» **Problem description**
Reproduce the listing exactly, with no pictures in your copy.

++++++++++++++++++++

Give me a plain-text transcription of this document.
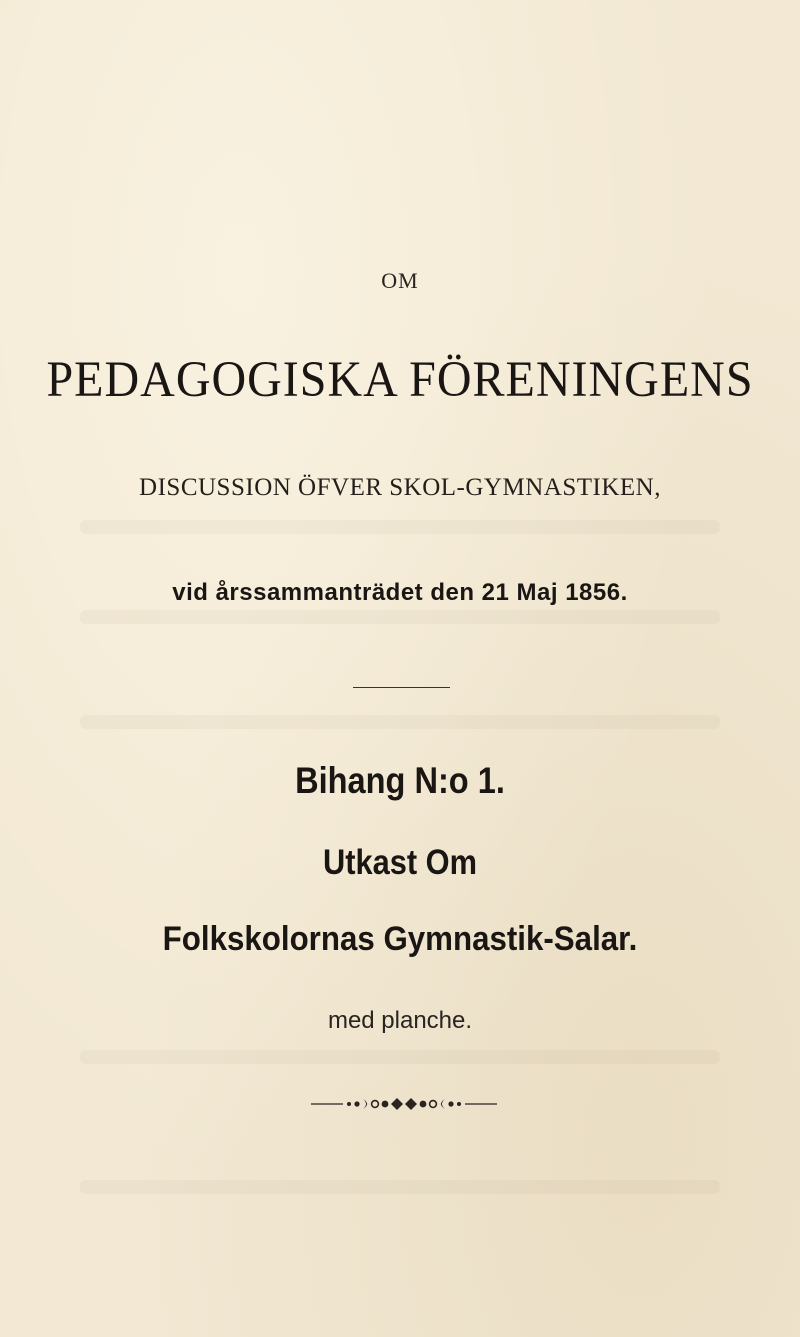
OM
PEDAGOGISKA FÖRENINGENS
DISCUSSION ÖFVER SKOL-GYMNASTIKEN,
vid årssammanträdet den 21 Maj 1856.
Bihang N:o 1.
Utkast Om
Folkskolornas Gymnastik-Salar.
med planche.
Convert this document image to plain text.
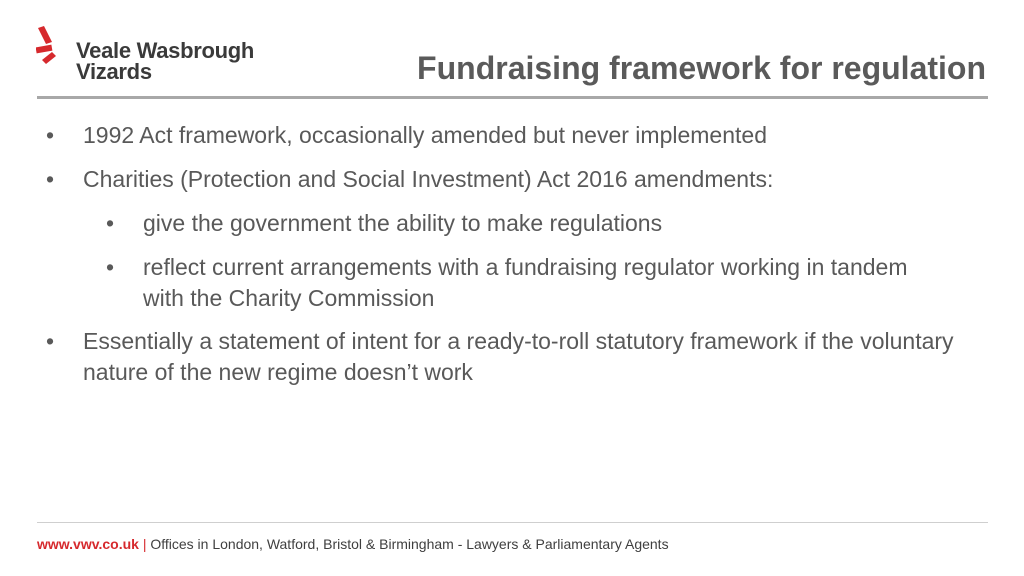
Veale Wasbrough
Vizards	Fundraising framework for regulation
• 1992 Act framework, occasionally amended but never implemented
• Charities (Protection and Social Investment) Act 2016 amendments:
• give the government the ability to make regulations
• reflect current arrangements with a fundraising regulator working in tandem with the Charity Commission
• Essentially a statement of intent for a ready-to-roll statutory framework if the voluntary nature of the new regime doesn’t work
www.vwv.co.uk | Offices in London, Watford, Bristol & Birmingham - Lawyers & Parliamentary Agents
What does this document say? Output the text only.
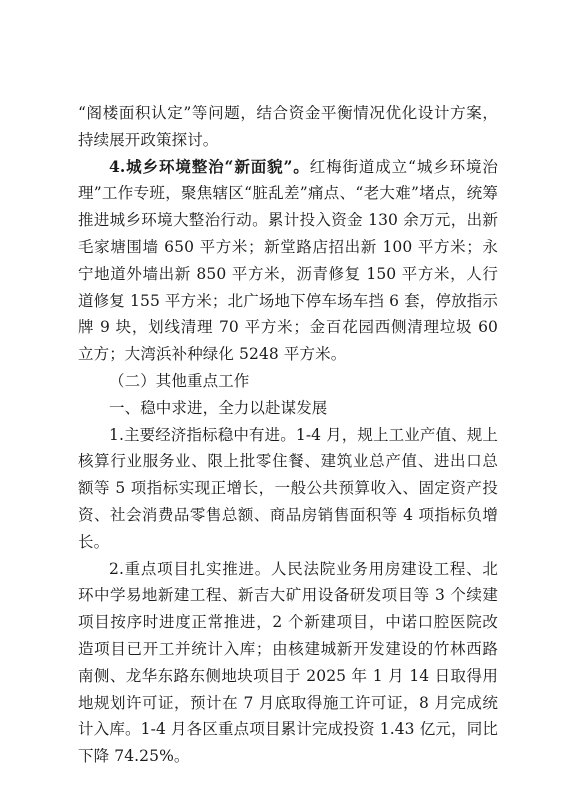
“阁楼面积认定”等问题，结合资金平衡情况优化设计方案，持续展开政策探讨。

4.城乡环境整治“新面貌”。红梅街道成立“城乡环境治理”工作专班，聚焦辖区“脏乱差”痛点、“老大难”堵点，统筹推进城乡环境大整治行动。累计投入资金 130 余万元，出新毛家塘围墙 650 平方米；新堂路店招出新 100 平方米；永宁地道外墙出新 850 平方米，沥青修复 150 平方米，人行道修复 155 平方米；北广场地下停车场车挡 6 套，停放指示牌 9 块，划线清理 70 平方米；金百花园西侧清理垃圾 60 立方；大湾浜补种绿化 5248 平方米。

（二）其他重点工作

一、稳中求进，全力以赴谋发展

1.主要经济指标稳中有进。1-4 月，规上工业产值、规上核算行业服务业、限上批零住餐、建筑业总产值、进出口总额等 5 项指标实现正增长，一般公共预算收入、固定资产投资、社会消费品零售总额、商品房销售面积等 4 项指标负增长。

2.重点项目扎实推进。人民法院业务用房建设工程、北环中学易地新建工程、新吉大矿用设备研发项目等 3 个续建项目按序时进度正常推进，2 个新建项目，中诺口腔医院改造项目已开工并统计入库；由核建城新开发建设的竹林西路南侧、龙华东路东侧地块项目于 2025 年 1 月 14 日取得用地规划许可证，预计在 7 月底取得施工许可证，8 月完成统计入库。1-4 月各区重点项目累计完成投资 1.43 亿元，同比下降 74.25%。
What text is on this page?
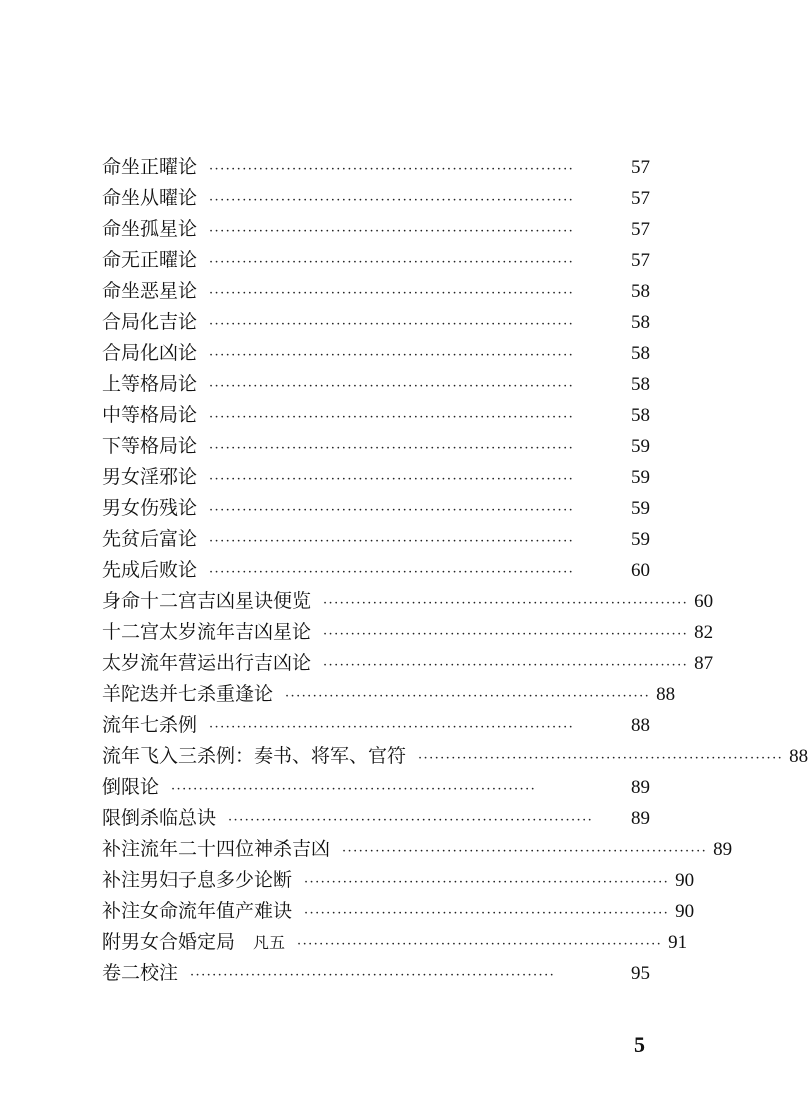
命坐正曜论 ··································································	57
命坐从曜论 ··································································	57
命坐孤星论 ··································································	57
命无正曜论 ··································································	57
命坐恶星论 ··································································	58
合局化吉论 ··································································	58
合局化凶论 ··································································	58
上等格局论 ··································································	58
中等格局论 ··································································	58
下等格局论 ··································································	59
男女淫邪论 ··································································	59
男女伤残论 ··································································	59
先贫后富论 ··································································	59
先成后败论 ··································································	60
身命十二宫吉凶星诀便览 ·································································· 60
十二宫太岁流年吉凶星论 ·································································· 82
太岁流年营运出行吉凶论 ·································································· 87
羊陀迭并七杀重逢论 ·································································· 88
流年七杀例 ··································································	88
流年飞入三杀例：奏书、将军、官符 ·································································· 88
倒限论 ··································································	89
限倒杀临总诀 ··································································	89
补注流年二十四位神杀吉凶 ·································································· 89
补注男妇子息多少论断 ·································································· 90
补注女命流年值产难诀 ·································································· 90
附男女合婚定局 凡五 ·································································· 91
卷二校注 ··································································	95
5
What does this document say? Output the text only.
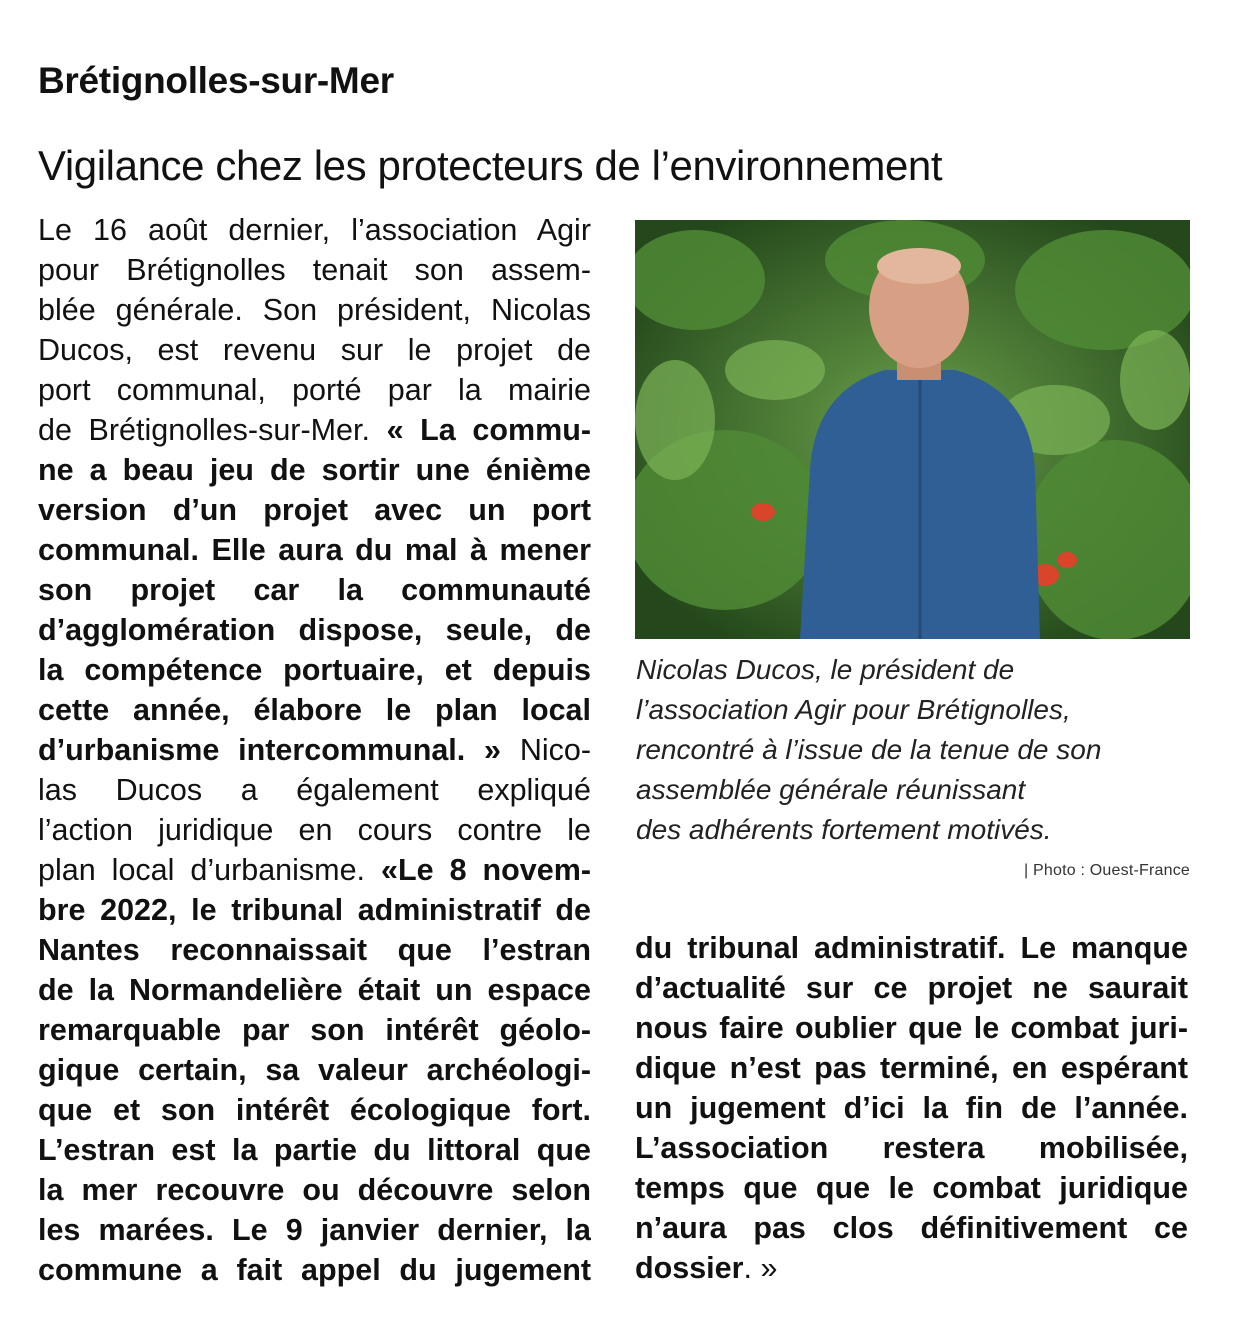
Brétignolles-sur-Mer
Vigilance chez les protecteurs de l’environnement
Le 16 août dernier, l’association Agir
pour Brétignolles tenait son assem-
blée générale. Son président, Nicolas
Ducos, est revenu sur le projet de
port communal, porté par la mairie
de Brétignolles-sur-Mer. « La commu-
ne a beau jeu de sortir une énième
version d’un projet avec un port
communal. Elle aura du mal à mener
son projet car la communauté
d’agglomération dispose, seule, de
la compétence portuaire, et depuis
cette année, élabore le plan local
d’urbanisme intercommunal. » Nico-
las Ducos a également expliqué
l’action juridique en cours contre le
plan local d’urbanisme. «Le 8 novem-
bre 2022, le tribunal administratif de
Nantes reconnaissait que l’estran
de la Normandelière était un espace
remarquable par son intérêt géolo-
gique certain, sa valeur archéologi-
que et son intérêt écologique fort.
L’estran est la partie du littoral que
la mer recouvre ou découvre selon
les marées. Le 9 janvier dernier, la
commune a fait appel du jugement
Nicolas Ducos, le président de
l’association Agir pour Brétignolles,
rencontré à l’issue de la tenue de son
assemblée générale réunissant
des adhérents fortement motivés.
| Photo : Ouest-France
du tribunal administratif. Le manque
d’actualité sur ce projet ne saurait
nous faire oublier que le combat juri-
dique n’est pas terminé, en espérant
un jugement d’ici la fin de l’année.
L’association restera mobilisée,
temps que que le combat juridique
n’aura pas clos définitivement ce
dossier. »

++++++++++++++++++++

» **Task response**
Give me a plain-text transcription of this document.
OM
PEDAGOGISKA FÖRENINGENS
DISCUSSION ÖFVER SKOL-GYMNASTIKEN,
vid årssammanträdet den 21 Maj 1856.
Bihang N:o 1.
Utkast Om
Folkskolornas Gymnastik-Salar.
med planche.
Convert this document image to plain text.
Veale Wasbrough
Vizards	Fundraising framework for regulation
• 1992 Act framework, occasionally amended but never implemented
• Charities (Protection and Social Investment) Act 2016 amendments:
• give the government the ability to make regulations
• reflect current arrangements with a fundraising regulator working in tandem with the Charity Commission
• Essentially a statement of intent for a ready-to-roll statutory framework if the voluntary nature of the new regime doesn’t work
www.vwv.co.uk | Offices in London, Watford, Bristol & Birmingham - Lawyers & Parliamentary Agents
What does this document say? Output the text only.
“阁楼面积认定”等问题，结合资金平衡情况优化设计方案，持续展开政策探讨。

4.城乡环境整治“新面貌”。红梅街道成立“城乡环境治理”工作专班，聚焦辖区“脏乱差”痛点、“老大难”堵点，统筹推进城乡环境大整治行动。累计投入资金 130 余万元，出新毛家塘围墙 650 平方米；新堂路店招出新 100 平方米；永宁地道外墙出新 850 平方米，沥青修复 150 平方米，人行道修复 155 平方米；北广场地下停车场车挡 6 套，停放指示牌 9 块，划线清理 70 平方米；金百花园西侧清理垃圾 60 立方；大湾浜补种绿化 5248 平方米。

（二）其他重点工作

一、稳中求进，全力以赴谋发展

1.主要经济指标稳中有进。1-4 月，规上工业产值、规上核算行业服务业、限上批零住餐、建筑业总产值、进出口总额等 5 项指标实现正增长，一般公共预算收入、固定资产投资、社会消费品零售总额、商品房销售面积等 4 项指标负增长。

2.重点项目扎实推进。人民法院业务用房建设工程、北环中学易地新建工程、新吉大矿用设备研发项目等 3 个续建项目按序时进度正常推进，2 个新建项目，中诺口腔医院改造项目已开工并统计入库；由核建城新开发建设的竹林西路南侧、龙华东路东侧地块项目于 2025 年 1 月 14 日取得用地规划许可证，预计在 7 月底取得施工许可证，8 月完成统计入库。1-4 月各区重点项目累计完成投资 1.43 亿元，同比下降 74.25%。
What text is on this page?
命坐正曜论 ··································································	57
命坐从曜论 ··································································	57
命坐孤星论 ··································································	57
命无正曜论 ··································································	57
命坐恶星论 ··································································	58
合局化吉论 ··································································	58
合局化凶论 ··································································	58
上等格局论 ··································································	58
中等格局论 ··································································	58
下等格局论 ··································································	59
男女淫邪论 ··································································	59
男女伤残论 ··································································	59
先贫后富论 ··································································	59
先成后败论 ··································································	60
身命十二宫吉凶星诀便览 ·································································· 60
十二宫太岁流年吉凶星论 ·································································· 82
太岁流年营运出行吉凶论 ·································································· 87
羊陀迭并七杀重逢论 ·································································· 88
流年七杀例 ··································································	88
流年飞入三杀例：奏书、将军、官符 ·································································· 88
倒限论 ··································································	89
限倒杀临总诀 ··································································	89
补注流年二十四位神杀吉凶 ·································································· 89
补注男妇子息多少论断 ·································································· 90
补注女命流年值产难诀 ·································································· 90
附男女合婚定局 凡五 ·································································· 91
卷二校注 ··································································	95
5
What does this document say? Output the text only.
Brétignolles-sur-Mer
Vigilance chez les protecteurs de l’environnement
Le 16 août dernier, l’association Agir
pour Brétignolles tenait son assem-
blée générale. Son président, Nicolas
Ducos, est revenu sur le projet de
port communal, porté par la mairie
de Brétignolles-sur-Mer. « La commu-
ne a beau jeu de sortir une énième
version d’un projet avec un port
communal. Elle aura du mal à mener
son projet car la communauté
d’agglomération dispose, seule, de
la compétence portuaire, et depuis
cette année, élabore le plan local
d’urbanisme intercommunal. » Nico-
las Ducos a également expliqué
l’action juridique en cours contre le
plan local d’urbanisme. «Le 8 novem-
bre 2022, le tribunal administratif de
Nantes reconnaissait que l’estran
de la Normandelière était un espace
remarquable par son intérêt géolo-
gique certain, sa valeur archéologi-
que et son intérêt écologique fort.
L’estran est la partie du littoral que
la mer recouvre ou découvre selon
les marées. Le 9 janvier dernier, la
commune a fait appel du jugement
Nicolas Ducos, le président de
l’association Agir pour Brétignolles,
rencontré à l’issue de la tenue de son
assemblée générale réunissant
des adhérents fortement motivés.
| Photo : Ouest-France
du tribunal administratif. Le manque
d’actualité sur ce projet ne saurait
nous faire oublier que le combat juri-
dique n’est pas terminé, en espérant
un jugement d’ici la fin de l’année.
L’association restera mobilisée,
temps que que le combat juridique
n’aura pas clos définitivement ce
dossier. »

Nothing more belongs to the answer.